**Data to use**
□ □ □
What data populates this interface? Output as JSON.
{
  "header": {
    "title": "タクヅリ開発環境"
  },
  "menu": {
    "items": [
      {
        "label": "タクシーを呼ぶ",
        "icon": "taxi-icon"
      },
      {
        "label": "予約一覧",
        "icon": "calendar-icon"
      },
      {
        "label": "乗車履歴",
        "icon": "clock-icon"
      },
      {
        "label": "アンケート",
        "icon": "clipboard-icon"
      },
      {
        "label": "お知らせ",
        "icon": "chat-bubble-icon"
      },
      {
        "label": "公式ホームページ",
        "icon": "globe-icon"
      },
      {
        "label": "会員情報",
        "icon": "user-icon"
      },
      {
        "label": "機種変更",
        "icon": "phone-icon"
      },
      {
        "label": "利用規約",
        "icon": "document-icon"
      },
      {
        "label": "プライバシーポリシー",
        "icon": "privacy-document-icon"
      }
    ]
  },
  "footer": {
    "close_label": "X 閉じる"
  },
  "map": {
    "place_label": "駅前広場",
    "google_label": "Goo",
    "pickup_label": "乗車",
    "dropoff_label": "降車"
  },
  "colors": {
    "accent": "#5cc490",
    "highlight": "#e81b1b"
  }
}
□ □ □
**The exercise**
Write out every line from the entries where "document" appears.

**Response**
        "icon": "document-icon"
        "icon": "privacy-document-icon"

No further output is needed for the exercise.